• **Objective**:
Output word for word the lines from the one with "Read all visible content and emit it as JSON." to the final line of the data, both ends included, but skip the pictures.

• **Data shown**:

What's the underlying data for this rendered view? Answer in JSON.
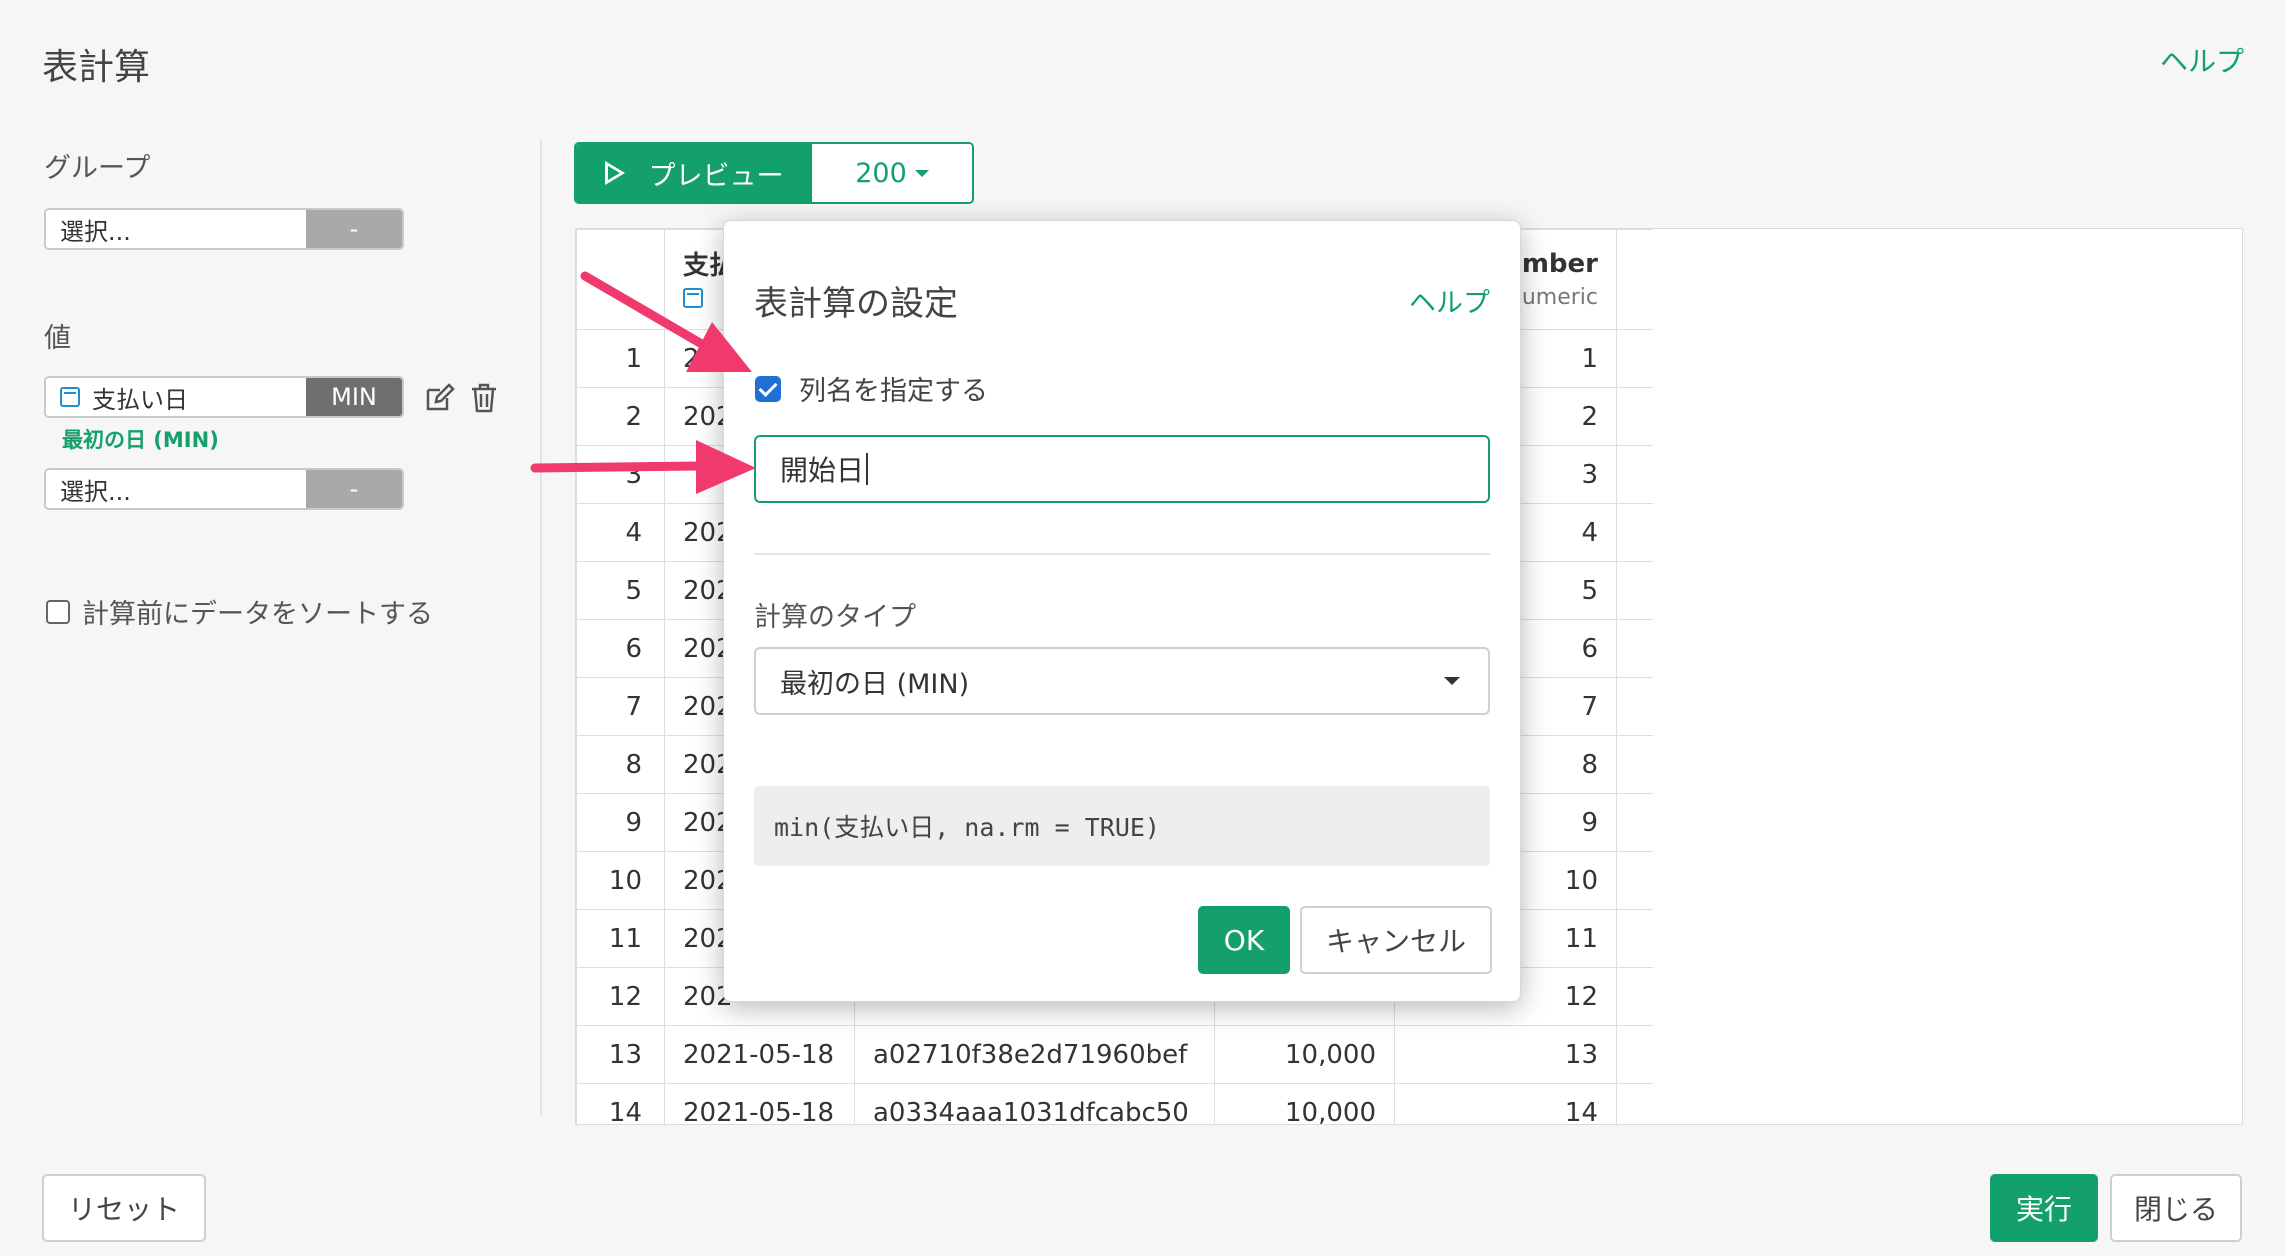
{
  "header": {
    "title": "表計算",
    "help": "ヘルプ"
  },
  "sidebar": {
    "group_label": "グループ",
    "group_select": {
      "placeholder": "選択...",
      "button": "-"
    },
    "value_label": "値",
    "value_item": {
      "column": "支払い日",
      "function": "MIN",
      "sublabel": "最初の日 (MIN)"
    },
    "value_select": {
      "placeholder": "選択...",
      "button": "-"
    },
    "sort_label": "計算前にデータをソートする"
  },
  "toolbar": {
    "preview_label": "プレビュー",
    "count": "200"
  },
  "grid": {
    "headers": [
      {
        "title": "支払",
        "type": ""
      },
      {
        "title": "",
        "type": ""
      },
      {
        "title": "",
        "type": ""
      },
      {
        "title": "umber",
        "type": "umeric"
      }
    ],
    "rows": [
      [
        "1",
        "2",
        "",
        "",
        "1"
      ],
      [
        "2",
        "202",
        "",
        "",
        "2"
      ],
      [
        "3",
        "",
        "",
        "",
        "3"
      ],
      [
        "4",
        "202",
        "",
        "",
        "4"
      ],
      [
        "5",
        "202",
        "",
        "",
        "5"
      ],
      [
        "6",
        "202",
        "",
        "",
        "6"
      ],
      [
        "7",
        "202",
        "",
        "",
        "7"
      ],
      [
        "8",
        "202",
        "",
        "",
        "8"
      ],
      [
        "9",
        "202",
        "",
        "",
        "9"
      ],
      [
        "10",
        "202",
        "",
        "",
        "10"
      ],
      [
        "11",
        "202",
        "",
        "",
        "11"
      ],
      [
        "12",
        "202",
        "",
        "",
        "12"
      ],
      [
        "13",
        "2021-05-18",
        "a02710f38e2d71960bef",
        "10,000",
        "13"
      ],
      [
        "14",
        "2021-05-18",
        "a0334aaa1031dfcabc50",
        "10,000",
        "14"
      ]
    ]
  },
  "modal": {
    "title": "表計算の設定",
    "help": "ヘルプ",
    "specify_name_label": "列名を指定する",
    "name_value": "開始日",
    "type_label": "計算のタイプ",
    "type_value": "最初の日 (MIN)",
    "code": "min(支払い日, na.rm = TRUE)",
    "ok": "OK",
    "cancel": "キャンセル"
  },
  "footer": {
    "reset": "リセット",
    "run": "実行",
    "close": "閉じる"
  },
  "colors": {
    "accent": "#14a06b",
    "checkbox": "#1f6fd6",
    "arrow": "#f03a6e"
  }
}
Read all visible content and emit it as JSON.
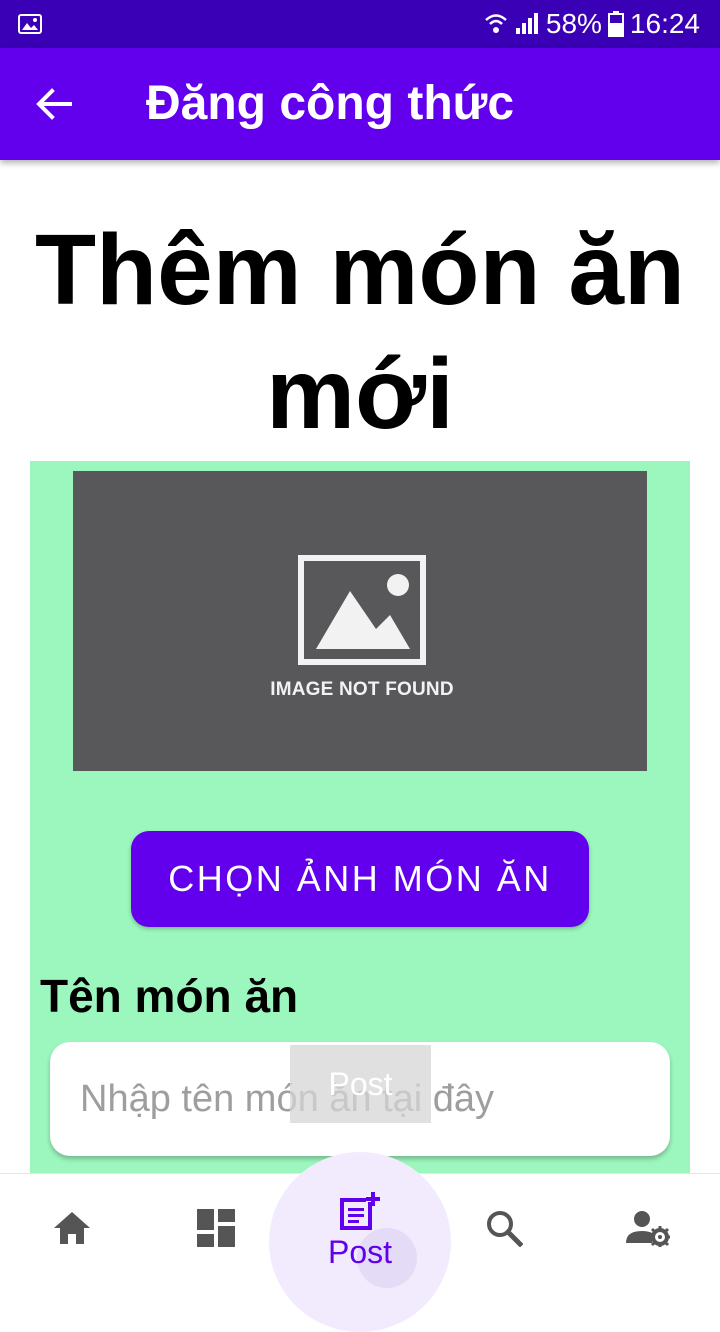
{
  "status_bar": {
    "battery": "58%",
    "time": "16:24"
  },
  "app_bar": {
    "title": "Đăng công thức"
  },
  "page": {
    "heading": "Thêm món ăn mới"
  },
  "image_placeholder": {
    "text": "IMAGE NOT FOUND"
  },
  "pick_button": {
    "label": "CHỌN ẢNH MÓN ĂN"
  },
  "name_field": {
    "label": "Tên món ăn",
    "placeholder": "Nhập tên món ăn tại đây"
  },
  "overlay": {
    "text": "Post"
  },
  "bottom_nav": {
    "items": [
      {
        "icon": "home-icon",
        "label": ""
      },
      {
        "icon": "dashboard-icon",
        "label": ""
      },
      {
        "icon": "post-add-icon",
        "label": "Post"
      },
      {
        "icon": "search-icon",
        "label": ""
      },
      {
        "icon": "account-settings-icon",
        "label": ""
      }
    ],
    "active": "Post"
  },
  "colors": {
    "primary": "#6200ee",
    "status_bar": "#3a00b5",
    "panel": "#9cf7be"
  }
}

• **Written response**:
Read all visible content and emit it as JSON.
{
  "status_bar": {
    "battery": "58%",
    "time": "16:24"
  },
  "app_bar": {
    "title": "Đăng công thức"
  },
  "page": {
    "heading": "Thêm món ăn mới"
  },
  "image_placeholder": {
    "text": "IMAGE NOT FOUND"
  },
  "pick_button": {
    "label": "CHỌN ẢNH MÓN ĂN"
  },
  "name_field": {
    "label": "Tên món ăn",
    "placeholder": "Nhập tên món ăn tại đây"
  },
  "overlay": {
    "text": "Post"
  },
  "bottom_nav": {
    "items": [
      {
        "icon": "home-icon",
        "label": ""
      },
      {
        "icon": "dashboard-icon",
        "label": ""
      },
      {
        "icon": "post-add-icon",
        "label": "Post"
      },
      {
        "icon": "search-icon",
        "label": ""
      },
      {
        "icon": "account-settings-icon",
        "label": ""
      }
    ],
    "active": "Post"
  },
  "colors": {
    "primary": "#6200ee",
    "status_bar": "#3a00b5",
    "panel": "#9cf7be"
  }
}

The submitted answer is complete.